» **GOAL OF THE EXERCISE**: Scan the data below. Pull out each line where "grid" occurs.

Dataset entries on figures
* * * * * * *

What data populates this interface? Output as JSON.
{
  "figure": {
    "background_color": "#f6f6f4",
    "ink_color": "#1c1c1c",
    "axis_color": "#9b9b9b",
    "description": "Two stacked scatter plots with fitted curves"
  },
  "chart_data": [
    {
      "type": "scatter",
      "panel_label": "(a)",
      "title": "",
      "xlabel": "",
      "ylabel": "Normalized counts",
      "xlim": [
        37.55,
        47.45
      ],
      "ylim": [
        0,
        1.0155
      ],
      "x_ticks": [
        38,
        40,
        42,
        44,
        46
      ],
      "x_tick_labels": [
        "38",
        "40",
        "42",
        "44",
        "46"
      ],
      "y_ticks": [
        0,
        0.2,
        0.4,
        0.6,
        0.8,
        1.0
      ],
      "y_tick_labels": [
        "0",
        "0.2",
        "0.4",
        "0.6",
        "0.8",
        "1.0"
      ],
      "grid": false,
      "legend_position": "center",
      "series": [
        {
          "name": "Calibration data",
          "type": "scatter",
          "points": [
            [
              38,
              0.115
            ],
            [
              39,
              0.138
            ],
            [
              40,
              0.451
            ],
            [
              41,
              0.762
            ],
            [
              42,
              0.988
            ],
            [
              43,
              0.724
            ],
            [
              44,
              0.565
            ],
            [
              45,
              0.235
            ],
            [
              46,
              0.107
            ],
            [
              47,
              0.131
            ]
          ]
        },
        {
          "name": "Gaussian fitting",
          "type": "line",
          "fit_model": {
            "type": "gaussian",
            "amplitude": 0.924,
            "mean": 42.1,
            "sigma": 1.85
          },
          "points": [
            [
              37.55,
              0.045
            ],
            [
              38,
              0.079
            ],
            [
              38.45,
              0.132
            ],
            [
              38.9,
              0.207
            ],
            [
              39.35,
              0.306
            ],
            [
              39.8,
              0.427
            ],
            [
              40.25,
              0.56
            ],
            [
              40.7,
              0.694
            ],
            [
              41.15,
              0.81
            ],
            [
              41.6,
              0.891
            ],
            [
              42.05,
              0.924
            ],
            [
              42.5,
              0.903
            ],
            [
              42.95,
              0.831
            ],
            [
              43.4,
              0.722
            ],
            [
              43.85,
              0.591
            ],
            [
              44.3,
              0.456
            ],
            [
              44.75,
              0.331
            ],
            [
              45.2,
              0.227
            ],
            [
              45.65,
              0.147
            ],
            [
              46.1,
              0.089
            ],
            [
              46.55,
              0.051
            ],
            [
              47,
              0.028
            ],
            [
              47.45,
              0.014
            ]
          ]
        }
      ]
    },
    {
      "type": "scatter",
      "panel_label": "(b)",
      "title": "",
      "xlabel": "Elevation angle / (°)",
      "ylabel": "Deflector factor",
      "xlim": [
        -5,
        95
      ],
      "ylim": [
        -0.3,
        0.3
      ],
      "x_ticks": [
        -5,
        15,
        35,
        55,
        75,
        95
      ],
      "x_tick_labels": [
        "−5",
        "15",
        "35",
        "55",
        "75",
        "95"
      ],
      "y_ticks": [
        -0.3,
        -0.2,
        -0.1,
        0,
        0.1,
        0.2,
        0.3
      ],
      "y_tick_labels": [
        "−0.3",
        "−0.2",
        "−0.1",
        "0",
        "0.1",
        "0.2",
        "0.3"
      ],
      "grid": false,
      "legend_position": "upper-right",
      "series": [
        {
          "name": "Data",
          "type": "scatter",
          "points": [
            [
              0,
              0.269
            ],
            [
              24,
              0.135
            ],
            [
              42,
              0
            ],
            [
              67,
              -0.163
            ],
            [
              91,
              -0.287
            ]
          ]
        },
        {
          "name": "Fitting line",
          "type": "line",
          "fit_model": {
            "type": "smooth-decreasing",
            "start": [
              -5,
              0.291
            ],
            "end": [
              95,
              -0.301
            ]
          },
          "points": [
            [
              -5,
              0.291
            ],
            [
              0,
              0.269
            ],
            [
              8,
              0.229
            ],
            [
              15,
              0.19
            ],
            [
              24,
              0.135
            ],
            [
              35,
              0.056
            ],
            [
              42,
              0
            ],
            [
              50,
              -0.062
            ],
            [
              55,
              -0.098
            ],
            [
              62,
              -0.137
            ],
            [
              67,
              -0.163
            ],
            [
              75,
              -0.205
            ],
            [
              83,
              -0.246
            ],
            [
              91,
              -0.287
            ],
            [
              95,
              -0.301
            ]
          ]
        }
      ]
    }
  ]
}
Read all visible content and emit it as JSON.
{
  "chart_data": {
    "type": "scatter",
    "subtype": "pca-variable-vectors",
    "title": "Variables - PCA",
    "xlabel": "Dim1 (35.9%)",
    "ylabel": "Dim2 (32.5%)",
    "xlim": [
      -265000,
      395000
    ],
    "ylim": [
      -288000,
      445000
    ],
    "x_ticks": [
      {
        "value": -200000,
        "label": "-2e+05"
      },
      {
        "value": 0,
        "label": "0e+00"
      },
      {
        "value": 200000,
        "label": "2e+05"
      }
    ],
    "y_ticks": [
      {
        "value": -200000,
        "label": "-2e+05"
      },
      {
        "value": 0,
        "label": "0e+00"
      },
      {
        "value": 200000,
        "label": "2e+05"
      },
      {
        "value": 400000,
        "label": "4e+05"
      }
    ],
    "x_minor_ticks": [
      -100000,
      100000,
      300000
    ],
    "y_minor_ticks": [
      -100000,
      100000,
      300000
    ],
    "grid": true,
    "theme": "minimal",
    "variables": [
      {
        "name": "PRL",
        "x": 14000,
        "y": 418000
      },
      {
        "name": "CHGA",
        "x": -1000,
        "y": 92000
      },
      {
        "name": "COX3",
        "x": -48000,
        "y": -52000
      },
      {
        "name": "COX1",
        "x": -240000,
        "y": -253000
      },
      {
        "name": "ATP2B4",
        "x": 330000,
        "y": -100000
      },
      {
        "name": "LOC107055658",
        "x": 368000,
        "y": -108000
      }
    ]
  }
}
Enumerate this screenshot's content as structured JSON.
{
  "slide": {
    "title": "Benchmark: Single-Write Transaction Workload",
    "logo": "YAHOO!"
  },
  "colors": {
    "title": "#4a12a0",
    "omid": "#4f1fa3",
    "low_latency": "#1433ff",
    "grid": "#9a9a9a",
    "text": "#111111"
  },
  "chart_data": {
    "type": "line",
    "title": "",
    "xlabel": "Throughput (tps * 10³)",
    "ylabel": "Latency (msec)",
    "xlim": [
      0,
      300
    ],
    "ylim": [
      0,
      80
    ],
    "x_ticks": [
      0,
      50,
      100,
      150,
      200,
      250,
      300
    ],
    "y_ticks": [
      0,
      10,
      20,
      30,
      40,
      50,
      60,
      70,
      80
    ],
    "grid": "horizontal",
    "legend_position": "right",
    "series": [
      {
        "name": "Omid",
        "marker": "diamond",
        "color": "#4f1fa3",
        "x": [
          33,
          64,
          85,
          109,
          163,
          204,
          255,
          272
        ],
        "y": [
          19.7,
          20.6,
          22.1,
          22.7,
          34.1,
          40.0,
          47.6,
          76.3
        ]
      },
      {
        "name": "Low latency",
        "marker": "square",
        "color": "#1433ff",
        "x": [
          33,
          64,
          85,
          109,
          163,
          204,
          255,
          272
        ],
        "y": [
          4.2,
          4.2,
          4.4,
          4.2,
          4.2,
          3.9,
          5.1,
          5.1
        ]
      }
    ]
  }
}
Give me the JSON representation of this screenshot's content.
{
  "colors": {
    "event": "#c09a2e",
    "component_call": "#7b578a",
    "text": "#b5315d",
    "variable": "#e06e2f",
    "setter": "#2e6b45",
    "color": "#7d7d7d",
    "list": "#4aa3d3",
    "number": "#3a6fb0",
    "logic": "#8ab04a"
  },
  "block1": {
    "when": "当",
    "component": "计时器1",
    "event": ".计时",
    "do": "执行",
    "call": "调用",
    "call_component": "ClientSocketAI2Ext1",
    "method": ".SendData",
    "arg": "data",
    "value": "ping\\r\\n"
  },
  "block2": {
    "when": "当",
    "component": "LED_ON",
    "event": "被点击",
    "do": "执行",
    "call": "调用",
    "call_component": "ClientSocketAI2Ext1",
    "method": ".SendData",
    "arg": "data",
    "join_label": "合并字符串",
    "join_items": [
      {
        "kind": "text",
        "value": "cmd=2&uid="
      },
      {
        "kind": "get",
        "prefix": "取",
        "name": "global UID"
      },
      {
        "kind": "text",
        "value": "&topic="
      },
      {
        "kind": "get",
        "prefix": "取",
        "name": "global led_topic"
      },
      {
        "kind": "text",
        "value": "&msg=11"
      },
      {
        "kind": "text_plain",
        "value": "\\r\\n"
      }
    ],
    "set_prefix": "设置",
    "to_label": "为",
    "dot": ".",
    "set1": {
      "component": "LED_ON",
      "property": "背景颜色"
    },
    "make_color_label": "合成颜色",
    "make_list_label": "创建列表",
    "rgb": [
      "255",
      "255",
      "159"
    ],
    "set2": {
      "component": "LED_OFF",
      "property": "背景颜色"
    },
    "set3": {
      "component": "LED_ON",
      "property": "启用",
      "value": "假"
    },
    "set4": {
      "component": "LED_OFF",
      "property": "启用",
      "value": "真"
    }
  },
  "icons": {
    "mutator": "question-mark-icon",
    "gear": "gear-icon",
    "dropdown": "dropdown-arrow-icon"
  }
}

* * * * * * *

» **REPLY**:
      "grid": false,
      "grid": false,
    "grid": true,
    "grid": "#9a9a9a",
    "grid": "horizontal",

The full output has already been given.